### Instructions for the task
Report each line of the data that includes the word "color".

### Material provided
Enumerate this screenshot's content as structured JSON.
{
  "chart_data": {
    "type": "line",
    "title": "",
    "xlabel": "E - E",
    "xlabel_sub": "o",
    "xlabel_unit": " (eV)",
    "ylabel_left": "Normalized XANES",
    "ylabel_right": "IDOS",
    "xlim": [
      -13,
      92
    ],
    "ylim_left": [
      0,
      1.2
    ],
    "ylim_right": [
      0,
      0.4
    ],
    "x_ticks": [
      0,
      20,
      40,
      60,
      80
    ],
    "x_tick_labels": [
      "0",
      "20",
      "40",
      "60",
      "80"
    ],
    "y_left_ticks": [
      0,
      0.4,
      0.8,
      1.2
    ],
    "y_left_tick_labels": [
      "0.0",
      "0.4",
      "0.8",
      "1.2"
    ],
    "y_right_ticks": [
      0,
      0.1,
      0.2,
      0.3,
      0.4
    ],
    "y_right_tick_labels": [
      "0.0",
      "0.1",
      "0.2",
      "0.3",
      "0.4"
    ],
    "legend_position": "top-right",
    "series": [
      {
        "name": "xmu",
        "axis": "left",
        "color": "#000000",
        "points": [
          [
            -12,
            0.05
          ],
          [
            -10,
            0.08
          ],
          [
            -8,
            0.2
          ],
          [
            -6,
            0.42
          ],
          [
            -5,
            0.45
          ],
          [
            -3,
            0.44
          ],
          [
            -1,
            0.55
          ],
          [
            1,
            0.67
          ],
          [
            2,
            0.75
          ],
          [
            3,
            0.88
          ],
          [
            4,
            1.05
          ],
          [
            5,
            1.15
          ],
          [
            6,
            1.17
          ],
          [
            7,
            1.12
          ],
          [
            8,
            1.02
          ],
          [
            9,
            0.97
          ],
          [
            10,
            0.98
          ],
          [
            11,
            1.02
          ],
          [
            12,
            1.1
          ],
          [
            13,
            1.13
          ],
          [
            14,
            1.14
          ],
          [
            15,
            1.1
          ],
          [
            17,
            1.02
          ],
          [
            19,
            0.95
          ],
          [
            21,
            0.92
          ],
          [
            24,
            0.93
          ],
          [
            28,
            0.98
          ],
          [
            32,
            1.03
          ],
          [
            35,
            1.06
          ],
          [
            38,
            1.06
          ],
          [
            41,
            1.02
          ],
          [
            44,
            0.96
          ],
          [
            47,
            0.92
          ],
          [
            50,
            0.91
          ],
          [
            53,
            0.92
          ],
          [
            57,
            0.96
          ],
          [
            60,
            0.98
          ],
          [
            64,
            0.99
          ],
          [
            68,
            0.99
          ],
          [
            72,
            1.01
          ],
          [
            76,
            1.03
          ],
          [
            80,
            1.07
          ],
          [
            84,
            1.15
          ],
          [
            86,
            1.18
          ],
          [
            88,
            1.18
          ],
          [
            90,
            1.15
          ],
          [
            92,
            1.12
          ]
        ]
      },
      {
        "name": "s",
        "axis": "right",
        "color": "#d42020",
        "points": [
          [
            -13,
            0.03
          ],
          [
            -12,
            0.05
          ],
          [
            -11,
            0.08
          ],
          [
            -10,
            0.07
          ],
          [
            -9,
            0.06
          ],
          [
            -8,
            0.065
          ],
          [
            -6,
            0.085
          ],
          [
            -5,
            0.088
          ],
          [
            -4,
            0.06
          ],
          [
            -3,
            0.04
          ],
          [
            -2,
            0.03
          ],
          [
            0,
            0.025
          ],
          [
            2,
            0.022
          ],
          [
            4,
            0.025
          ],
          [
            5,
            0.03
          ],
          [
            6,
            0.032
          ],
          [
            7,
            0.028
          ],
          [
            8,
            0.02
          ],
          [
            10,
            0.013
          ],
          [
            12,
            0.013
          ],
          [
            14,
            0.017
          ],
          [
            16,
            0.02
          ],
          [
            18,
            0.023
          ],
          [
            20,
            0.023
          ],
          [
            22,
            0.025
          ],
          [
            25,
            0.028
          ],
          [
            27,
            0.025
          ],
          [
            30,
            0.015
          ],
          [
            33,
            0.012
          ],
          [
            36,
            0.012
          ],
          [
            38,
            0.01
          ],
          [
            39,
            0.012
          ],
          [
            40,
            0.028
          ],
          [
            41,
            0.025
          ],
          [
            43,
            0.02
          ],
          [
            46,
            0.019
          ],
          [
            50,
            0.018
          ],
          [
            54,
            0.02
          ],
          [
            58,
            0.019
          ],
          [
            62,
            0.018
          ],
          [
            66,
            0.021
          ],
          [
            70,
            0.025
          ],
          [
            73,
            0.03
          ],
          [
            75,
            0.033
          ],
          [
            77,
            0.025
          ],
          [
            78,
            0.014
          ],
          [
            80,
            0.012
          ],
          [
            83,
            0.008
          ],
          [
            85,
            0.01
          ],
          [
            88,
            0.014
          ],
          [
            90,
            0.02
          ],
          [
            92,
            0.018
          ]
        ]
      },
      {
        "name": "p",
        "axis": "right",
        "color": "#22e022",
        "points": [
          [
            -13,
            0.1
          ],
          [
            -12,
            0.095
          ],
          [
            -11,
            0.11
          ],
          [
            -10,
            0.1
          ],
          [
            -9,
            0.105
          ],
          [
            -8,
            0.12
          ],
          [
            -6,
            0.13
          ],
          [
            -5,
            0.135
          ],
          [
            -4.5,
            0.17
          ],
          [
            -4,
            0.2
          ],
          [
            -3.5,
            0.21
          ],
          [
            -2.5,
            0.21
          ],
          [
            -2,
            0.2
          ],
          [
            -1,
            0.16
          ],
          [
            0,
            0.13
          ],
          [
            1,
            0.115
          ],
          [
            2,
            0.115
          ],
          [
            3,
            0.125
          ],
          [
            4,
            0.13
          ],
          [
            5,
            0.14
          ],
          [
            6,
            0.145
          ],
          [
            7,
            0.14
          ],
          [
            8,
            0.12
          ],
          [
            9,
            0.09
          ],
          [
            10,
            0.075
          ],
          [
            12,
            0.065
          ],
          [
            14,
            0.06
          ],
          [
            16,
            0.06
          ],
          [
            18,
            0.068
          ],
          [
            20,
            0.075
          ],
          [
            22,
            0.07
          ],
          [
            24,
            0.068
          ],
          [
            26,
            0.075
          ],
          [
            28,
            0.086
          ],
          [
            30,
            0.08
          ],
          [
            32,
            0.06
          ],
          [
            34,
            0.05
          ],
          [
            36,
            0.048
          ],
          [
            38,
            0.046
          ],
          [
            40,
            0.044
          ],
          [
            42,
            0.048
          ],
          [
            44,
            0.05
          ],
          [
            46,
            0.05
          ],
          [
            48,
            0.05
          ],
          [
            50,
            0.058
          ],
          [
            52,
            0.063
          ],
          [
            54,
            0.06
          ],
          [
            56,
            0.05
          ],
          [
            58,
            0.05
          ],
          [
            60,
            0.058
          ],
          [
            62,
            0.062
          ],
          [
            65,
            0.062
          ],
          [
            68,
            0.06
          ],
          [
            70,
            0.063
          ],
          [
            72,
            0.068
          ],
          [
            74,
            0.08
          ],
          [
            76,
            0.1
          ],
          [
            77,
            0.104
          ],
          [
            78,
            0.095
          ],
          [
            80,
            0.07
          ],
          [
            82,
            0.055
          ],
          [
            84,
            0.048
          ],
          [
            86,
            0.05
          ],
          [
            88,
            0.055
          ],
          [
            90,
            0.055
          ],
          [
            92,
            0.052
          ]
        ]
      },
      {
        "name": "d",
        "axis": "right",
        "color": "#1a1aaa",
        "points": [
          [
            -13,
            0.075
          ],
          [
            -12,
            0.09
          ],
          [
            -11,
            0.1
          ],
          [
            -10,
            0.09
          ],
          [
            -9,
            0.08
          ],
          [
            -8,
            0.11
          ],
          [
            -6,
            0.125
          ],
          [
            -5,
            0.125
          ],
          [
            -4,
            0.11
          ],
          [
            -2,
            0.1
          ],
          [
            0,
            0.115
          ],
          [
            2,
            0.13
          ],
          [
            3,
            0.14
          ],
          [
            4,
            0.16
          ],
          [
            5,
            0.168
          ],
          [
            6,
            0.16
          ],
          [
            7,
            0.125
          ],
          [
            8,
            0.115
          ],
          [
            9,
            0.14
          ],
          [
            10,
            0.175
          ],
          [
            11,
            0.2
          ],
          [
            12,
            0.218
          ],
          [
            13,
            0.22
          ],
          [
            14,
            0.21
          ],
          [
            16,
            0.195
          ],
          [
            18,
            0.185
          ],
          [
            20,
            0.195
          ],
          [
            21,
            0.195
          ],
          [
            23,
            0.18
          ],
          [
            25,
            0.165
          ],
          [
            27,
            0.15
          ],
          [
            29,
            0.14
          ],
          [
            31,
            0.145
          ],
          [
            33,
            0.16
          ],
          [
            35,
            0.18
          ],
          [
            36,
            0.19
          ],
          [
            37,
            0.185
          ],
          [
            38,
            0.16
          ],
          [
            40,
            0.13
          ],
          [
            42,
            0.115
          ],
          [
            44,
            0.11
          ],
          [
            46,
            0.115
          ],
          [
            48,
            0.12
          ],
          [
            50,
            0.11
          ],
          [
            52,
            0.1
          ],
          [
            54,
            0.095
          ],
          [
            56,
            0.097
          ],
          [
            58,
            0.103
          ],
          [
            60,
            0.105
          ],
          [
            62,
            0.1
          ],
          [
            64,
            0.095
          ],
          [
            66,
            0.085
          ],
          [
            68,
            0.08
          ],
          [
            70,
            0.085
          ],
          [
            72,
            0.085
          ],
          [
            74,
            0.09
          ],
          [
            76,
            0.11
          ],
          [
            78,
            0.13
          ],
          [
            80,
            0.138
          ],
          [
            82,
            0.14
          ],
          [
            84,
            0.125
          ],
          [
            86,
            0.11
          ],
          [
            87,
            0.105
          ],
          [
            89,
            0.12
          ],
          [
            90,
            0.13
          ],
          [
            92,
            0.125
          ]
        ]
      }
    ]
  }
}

### Task solution
        "color": "#000000",
        "color": "#d42020",
        "color": "#22e022",
        "color": "#1a1aaa",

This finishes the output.